Pull every line of the entries that has the word "Securities".

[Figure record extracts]
══════════
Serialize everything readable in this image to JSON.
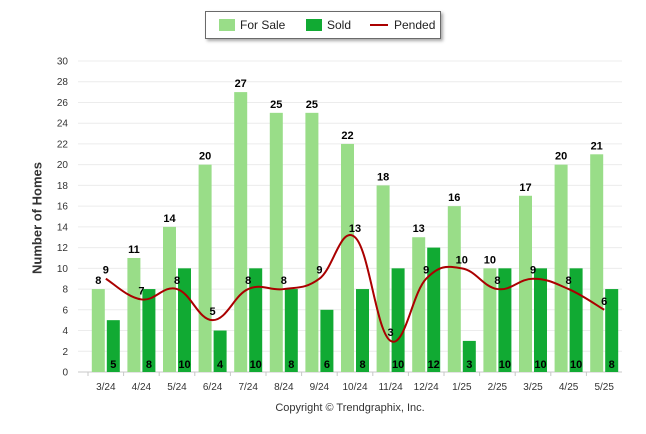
{
  "chart_data": {
    "type": "bar",
    "categories": [
      "3/24",
      "4/24",
      "5/24",
      "6/24",
      "7/24",
      "8/24",
      "9/24",
      "10/24",
      "11/24",
      "12/24",
      "1/25",
      "2/25",
      "3/25",
      "4/25",
      "5/25"
    ],
    "series": [
      {
        "name": "For Sale",
        "type": "bar",
        "color": "#99dd88",
        "values": [
          8,
          11,
          14,
          20,
          27,
          25,
          25,
          22,
          18,
          13,
          16,
          10,
          17,
          20,
          21
        ]
      },
      {
        "name": "Sold",
        "type": "bar",
        "color": "#11aa33",
        "values": [
          5,
          8,
          10,
          4,
          10,
          8,
          6,
          8,
          10,
          12,
          3,
          10,
          10,
          10,
          8
        ]
      },
      {
        "name": "Pended",
        "type": "line",
        "color": "#aa0000",
        "values": [
          9,
          7,
          8,
          5,
          8,
          8,
          9,
          13,
          3,
          9,
          10,
          8,
          9,
          8,
          6
        ]
      }
    ],
    "ylabel": "Number of Homes",
    "xlabel": "",
    "ylim": [
      0,
      30
    ],
    "yticks": [
      0,
      2,
      4,
      6,
      8,
      10,
      12,
      14,
      16,
      18,
      20,
      22,
      24,
      26,
      28,
      30
    ],
    "grid": true,
    "legend_position": "top-center"
  },
  "footer": {
    "copyright": "Copyright © Trendgraphix, Inc."
  }
}
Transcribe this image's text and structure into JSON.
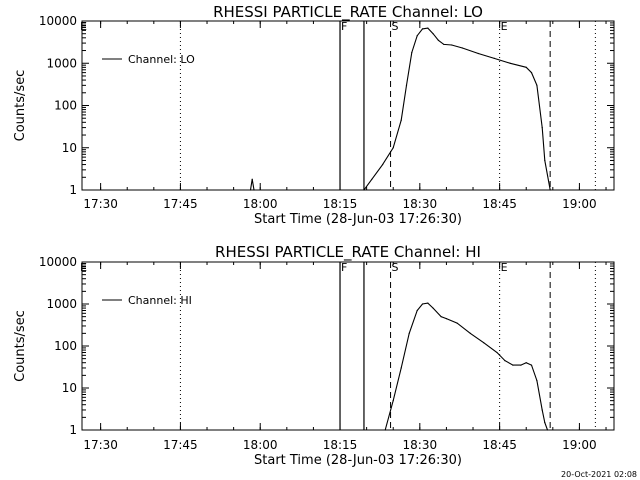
{
  "footer": {
    "timestamp": "20-Oct-2021 02:08"
  },
  "axis_common": {
    "x_ticks": [
      "17:30",
      "17:45",
      "18:00",
      "18:15",
      "18:30",
      "18:45",
      "19:00"
    ],
    "y_ticks": [
      "1",
      "10",
      "100",
      "1000",
      "10000"
    ],
    "xlabel": "Start Time (28-Jun-03 17:26:30)",
    "ylabel": "Counts/sec"
  },
  "chart_data": [
    {
      "type": "line",
      "title": "RHESSI PARTICLE_RATE Channel: LO",
      "xlabel": "Start Time (28-Jun-03 17:26:30)",
      "ylabel": "Counts/sec",
      "yscale": "log",
      "xlim": [
        "17:26:30",
        "19:06:30"
      ],
      "ylim": [
        1,
        10000
      ],
      "legend": {
        "label": "Channel: LO",
        "position": "top-left"
      },
      "markers": [
        {
          "label": "F",
          "time": "18:15:00",
          "style": "solid"
        },
        {
          "label": "",
          "time": "18:19:30",
          "style": "solid"
        },
        {
          "label": "S",
          "time": "18:24:30",
          "style": "dashed"
        },
        {
          "label": "E",
          "time": "18:45:00",
          "style": "dotted"
        },
        {
          "label": "",
          "time": "18:54:30",
          "style": "dashed"
        },
        {
          "label": "",
          "time": "17:45:00",
          "style": "dotted"
        },
        {
          "label": "",
          "time": "19:03:00",
          "style": "dotted"
        }
      ],
      "series": [
        {
          "name": "Channel: LO",
          "x": [
            "17:58:10",
            "17:58:30",
            "17:58:50",
            "18:19:30",
            "18:21:00",
            "18:23:00",
            "18:25:00",
            "18:26:30",
            "18:27:30",
            "18:28:30",
            "18:29:30",
            "18:30:30",
            "18:31:30",
            "18:32:30",
            "18:33:30",
            "18:34:30",
            "18:36:00",
            "18:38:00",
            "18:41:00",
            "18:44:00",
            "18:47:00",
            "18:50:00",
            "18:51:00",
            "18:52:00",
            "18:53:00",
            "18:53:30",
            "18:54:30"
          ],
          "y": [
            1,
            1.8,
            1,
            1,
            1.8,
            4,
            10,
            45,
            300,
            1800,
            4500,
            6500,
            6800,
            5000,
            3500,
            2800,
            2700,
            2300,
            1700,
            1300,
            1000,
            800,
            600,
            300,
            30,
            5,
            1
          ]
        }
      ]
    },
    {
      "type": "line",
      "title": "RHESSI PARTICLE_RATE Channel: HI",
      "xlabel": "Start Time (28-Jun-03 17:26:30)",
      "ylabel": "Counts/sec",
      "yscale": "log",
      "xlim": [
        "17:26:30",
        "19:06:30"
      ],
      "ylim": [
        1,
        10000
      ],
      "legend": {
        "label": "Channel: HI",
        "position": "top-left"
      },
      "markers": [
        {
          "label": "F",
          "time": "18:15:00",
          "style": "solid"
        },
        {
          "label": "",
          "time": "18:19:30",
          "style": "solid"
        },
        {
          "label": "S",
          "time": "18:24:30",
          "style": "dashed"
        },
        {
          "label": "E",
          "time": "18:45:00",
          "style": "dotted"
        },
        {
          "label": "",
          "time": "18:54:30",
          "style": "dashed"
        },
        {
          "label": "",
          "time": "17:45:00",
          "style": "dotted"
        },
        {
          "label": "",
          "time": "19:03:00",
          "style": "dotted"
        }
      ],
      "series": [
        {
          "name": "Channel: HI",
          "x": [
            "18:23:30",
            "18:25:00",
            "18:26:30",
            "18:28:00",
            "18:29:30",
            "18:30:30",
            "18:31:30",
            "18:32:30",
            "18:34:00",
            "18:35:00",
            "18:37:00",
            "18:39:30",
            "18:42:00",
            "18:44:30",
            "18:46:00",
            "18:47:30",
            "18:49:00",
            "18:50:00",
            "18:51:00",
            "18:52:00",
            "18:53:00",
            "18:53:30",
            "18:54:00"
          ],
          "y": [
            1,
            5,
            30,
            200,
            700,
            1000,
            1050,
            800,
            500,
            450,
            350,
            200,
            120,
            70,
            45,
            35,
            35,
            40,
            35,
            15,
            3,
            1.5,
            1
          ]
        }
      ]
    }
  ]
}
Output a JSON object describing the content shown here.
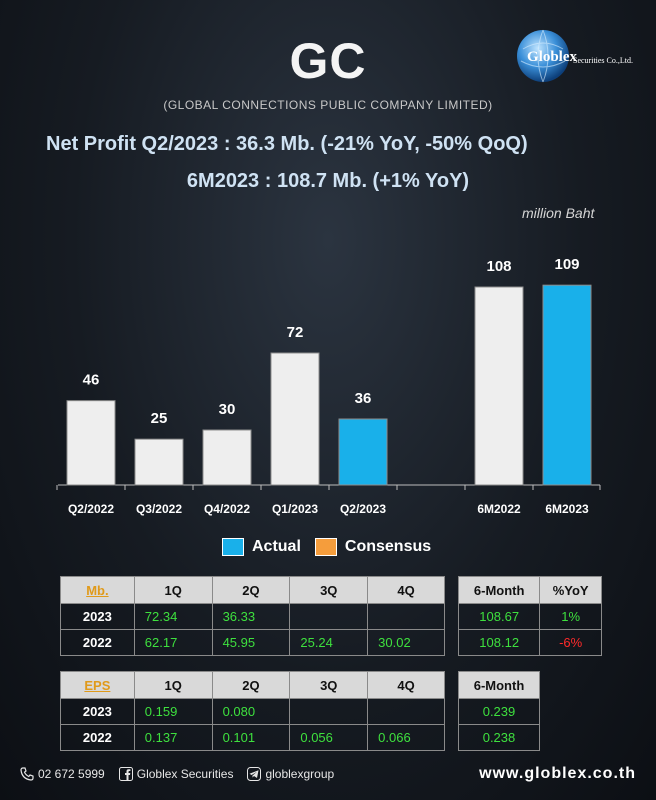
{
  "header": {
    "ticker": "GC",
    "company": "(GLOBAL CONNECTIONS PUBLIC COMPANY LIMITED)",
    "logo_text": "Globlex",
    "logo_sub": "Securities Co.,Ltd.",
    "headline1": "Net Profit  Q2/2023 : 36.3 Mb. (-21% YoY, -50% QoQ)",
    "headline2": "6M2023 : 108.7 Mb. (+1% YoY)",
    "unit": "million Baht"
  },
  "colors": {
    "actual": "#19b0ea",
    "consensus": "#f59d3c",
    "bar_default": "#eeeeee",
    "positive": "#3ee03e",
    "negative": "#ff2a2a"
  },
  "chart_data": {
    "type": "bar",
    "categories": [
      "Q2/2022",
      "Q3/2022",
      "Q4/2022",
      "Q1/2023",
      "Q2/2023",
      "",
      "6M2022",
      "6M2023"
    ],
    "values": [
      46,
      25,
      30,
      72,
      36,
      null,
      108,
      109
    ],
    "labels": [
      "46",
      "25",
      "30",
      "72",
      "36",
      "",
      "108",
      "109"
    ],
    "highlight": [
      false,
      false,
      false,
      false,
      true,
      false,
      false,
      true
    ],
    "ylim": [
      0,
      120
    ],
    "legend": [
      {
        "label": "Actual",
        "color": "#19b0ea"
      },
      {
        "label": "Consensus",
        "color": "#f59d3c"
      }
    ]
  },
  "table_mb": {
    "corner": "Mb.",
    "headers": [
      "1Q",
      "2Q",
      "3Q",
      "4Q"
    ],
    "rows": [
      {
        "year": "2023",
        "values": [
          "72.34",
          "36.33",
          "",
          ""
        ]
      },
      {
        "year": "2022",
        "values": [
          "62.17",
          "45.95",
          "25.24",
          "30.02"
        ]
      }
    ]
  },
  "table_mb_6m": {
    "headers": [
      "6-Month",
      "%YoY"
    ],
    "rows": [
      {
        "values": [
          "108.67",
          "1%"
        ],
        "yoy_sign": "pos"
      },
      {
        "values": [
          "108.12",
          "-6%"
        ],
        "yoy_sign": "neg"
      }
    ]
  },
  "table_eps": {
    "corner": "EPS",
    "headers": [
      "1Q",
      "2Q",
      "3Q",
      "4Q"
    ],
    "rows": [
      {
        "year": "2023",
        "values": [
          "0.159",
          "0.080",
          "",
          ""
        ]
      },
      {
        "year": "2022",
        "values": [
          "0.137",
          "0.101",
          "0.056",
          "0.066"
        ]
      }
    ]
  },
  "table_eps_6m": {
    "headers": [
      "6-Month"
    ],
    "rows": [
      {
        "values": [
          "0.239"
        ]
      },
      {
        "values": [
          "0.238"
        ]
      }
    ]
  },
  "footer": {
    "phone": "02 672 5999",
    "facebook": "Globlex Securities",
    "telegram": "globlexgroup",
    "website": "www.globlex.co.th",
    "icons": [
      "phone-icon",
      "facebook-icon",
      "telegram-icon"
    ]
  }
}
══════════
▶ **Result of this exercise**:
    "logo_sub": "Securities Co.,Ltd.",
    "facebook": "Globlex Securities",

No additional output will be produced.